What the task requires: The exercise asks for every line of the data to be reproduced exactly.

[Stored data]
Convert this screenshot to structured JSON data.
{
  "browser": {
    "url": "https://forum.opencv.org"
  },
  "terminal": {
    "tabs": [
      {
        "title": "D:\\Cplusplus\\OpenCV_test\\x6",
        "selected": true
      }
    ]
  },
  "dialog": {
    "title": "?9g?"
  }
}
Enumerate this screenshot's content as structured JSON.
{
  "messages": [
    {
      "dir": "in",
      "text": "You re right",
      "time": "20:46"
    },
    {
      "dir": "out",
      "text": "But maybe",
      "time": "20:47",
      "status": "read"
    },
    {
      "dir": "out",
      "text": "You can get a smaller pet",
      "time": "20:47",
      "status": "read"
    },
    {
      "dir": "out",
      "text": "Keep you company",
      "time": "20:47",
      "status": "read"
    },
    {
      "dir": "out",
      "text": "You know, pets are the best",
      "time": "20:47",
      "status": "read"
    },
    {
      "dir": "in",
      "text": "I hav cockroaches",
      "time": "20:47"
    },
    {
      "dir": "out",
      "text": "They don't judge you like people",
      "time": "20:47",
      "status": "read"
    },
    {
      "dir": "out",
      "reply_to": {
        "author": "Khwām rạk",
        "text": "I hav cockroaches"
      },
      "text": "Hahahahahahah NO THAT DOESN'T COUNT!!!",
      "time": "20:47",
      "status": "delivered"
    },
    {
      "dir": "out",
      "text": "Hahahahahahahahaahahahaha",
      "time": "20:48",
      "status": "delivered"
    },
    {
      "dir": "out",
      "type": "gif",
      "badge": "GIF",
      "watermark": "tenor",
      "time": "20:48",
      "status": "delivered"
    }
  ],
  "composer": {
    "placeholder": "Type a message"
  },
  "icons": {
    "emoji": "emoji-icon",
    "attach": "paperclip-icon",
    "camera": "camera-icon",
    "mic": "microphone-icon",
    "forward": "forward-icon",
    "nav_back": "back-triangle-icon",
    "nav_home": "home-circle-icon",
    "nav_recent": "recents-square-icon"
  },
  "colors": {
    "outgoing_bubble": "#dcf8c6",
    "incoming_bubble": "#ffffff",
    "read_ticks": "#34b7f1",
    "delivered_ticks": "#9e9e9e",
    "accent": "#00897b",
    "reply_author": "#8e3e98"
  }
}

Written answer:
Convert this screenshot to structured JSON data.
{
  "browser": {
    "url": "https://forum.opencv.org"
  },
  "terminal": {
    "tabs": [
      {
        "title": "D:\\Cplusplus\\OpenCV_test\\x6",
        "selected": true
      }
    ]
  },
  "dialog": {
    "title": "?9g?"
  }
}
Enumerate this screenshot's content as structured JSON.
{
  "messages": [
    {
      "dir": "in",
      "text": "You re right",
      "time": "20:46"
    },
    {
      "dir": "out",
      "text": "But maybe",
      "time": "20:47",
      "status": "read"
    },
    {
      "dir": "out",
      "text": "You can get a smaller pet",
      "time": "20:47",
      "status": "read"
    },
    {
      "dir": "out",
      "text": "Keep you company",
      "time": "20:47",
      "status": "read"
    },
    {
      "dir": "out",
      "text": "You know, pets are the best",
      "time": "20:47",
      "status": "read"
    },
    {
      "dir": "in",
      "text": "I hav cockroaches",
      "time": "20:47"
    },
    {
      "dir": "out",
      "text": "They don't judge you like people",
      "time": "20:47",
      "status": "read"
    },
    {
      "dir": "out",
      "reply_to": {
        "author": "Khwām rạk",
        "text": "I hav cockroaches"
      },
      "text": "Hahahahahahah NO THAT DOESN'T COUNT!!!",
      "time": "20:47",
      "status": "delivered"
    },
    {
      "dir": "out",
      "text": "Hahahahahahahahaahahahaha",
      "time": "20:48",
      "status": "delivered"
    },
    {
      "dir": "out",
      "type": "gif",
      "badge": "GIF",
      "watermark": "tenor",
      "time": "20:48",
      "status": "delivered"
    }
  ],
  "composer": {
    "placeholder": "Type a message"
  },
  "icons": {
    "emoji": "emoji-icon",
    "attach": "paperclip-icon",
    "camera": "camera-icon",
    "mic": "microphone-icon",
    "forward": "forward-icon",
    "nav_back": "back-triangle-icon",
    "nav_home": "home-circle-icon",
    "nav_recent": "recents-square-icon"
  },
  "colors": {
    "outgoing_bubble": "#dcf8c6",
    "incoming_bubble": "#ffffff",
    "read_ticks": "#34b7f1",
    "delivered_ticks": "#9e9e9e",
    "accent": "#00897b",
    "reply_author": "#8e3e98"
  }
}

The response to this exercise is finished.